Copy the records below exactly, omitting any pictures they contain.
— start of Data rows —
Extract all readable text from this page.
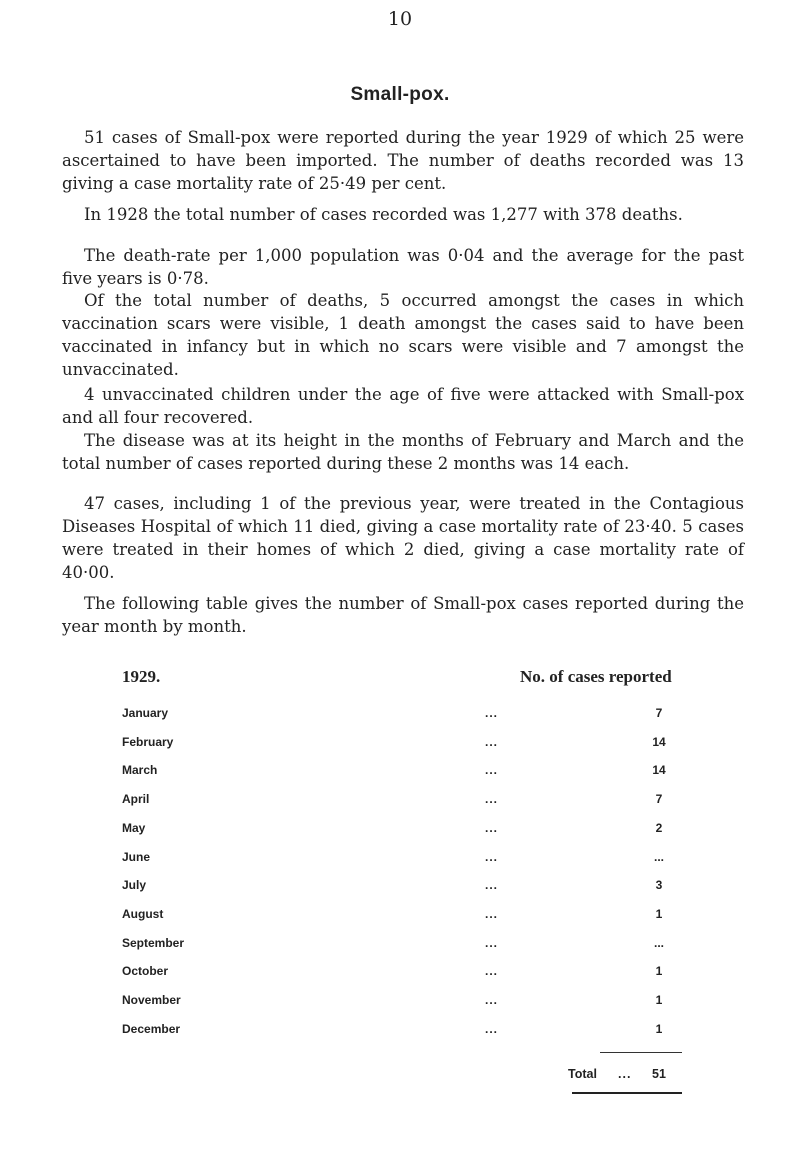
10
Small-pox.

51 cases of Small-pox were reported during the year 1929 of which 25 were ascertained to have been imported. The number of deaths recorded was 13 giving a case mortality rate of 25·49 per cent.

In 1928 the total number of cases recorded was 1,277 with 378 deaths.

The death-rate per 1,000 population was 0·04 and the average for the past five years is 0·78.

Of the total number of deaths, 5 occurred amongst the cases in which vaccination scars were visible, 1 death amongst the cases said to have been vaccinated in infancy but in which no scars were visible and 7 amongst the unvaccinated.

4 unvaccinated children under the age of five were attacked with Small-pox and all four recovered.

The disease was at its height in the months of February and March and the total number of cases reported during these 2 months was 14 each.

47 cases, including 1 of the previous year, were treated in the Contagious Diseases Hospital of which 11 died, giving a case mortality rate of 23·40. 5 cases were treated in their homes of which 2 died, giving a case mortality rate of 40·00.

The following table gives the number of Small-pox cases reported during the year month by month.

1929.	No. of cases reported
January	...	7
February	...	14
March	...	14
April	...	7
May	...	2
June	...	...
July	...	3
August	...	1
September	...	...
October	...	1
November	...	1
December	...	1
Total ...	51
— end of Data rows —
**The answer**
Extract all readable text from this page.
10
Small-pox.

51 cases of Small-pox were reported during the year 1929 of which 25 were ascertained to have been imported. The number of deaths recorded was 13 giving a case mortality rate of 25·49 per cent.

In 1928 the total number of cases recorded was 1,277 with 378 deaths.

The death-rate per 1,000 population was 0·04 and the average for the past five years is 0·78.

Of the total number of deaths, 5 occurred amongst the cases in which vaccination scars were visible, 1 death amongst the cases said to have been vaccinated in infancy but in which no scars were visible and 7 amongst the unvaccinated.

4 unvaccinated children under the age of five were attacked with Small-pox and all four recovered.

The disease was at its height in the months of February and March and the total number of cases reported during these 2 months was 14 each.

47 cases, including 1 of the previous year, were treated in the Contagious Diseases Hospital of which 11 died, giving a case mortality rate of 23·40. 5 cases were treated in their homes of which 2 died, giving a case mortality rate of 40·00.

The following table gives the number of Small-pox cases reported during the year month by month.

1929.	No. of cases reported
January	...	7
February	...	14
March	...	14
April	...	7
May	...	2
June	...	...
July	...	3
August	...	1
September	...	...
October	...	1
November	...	1
December	...	1
Total ...	51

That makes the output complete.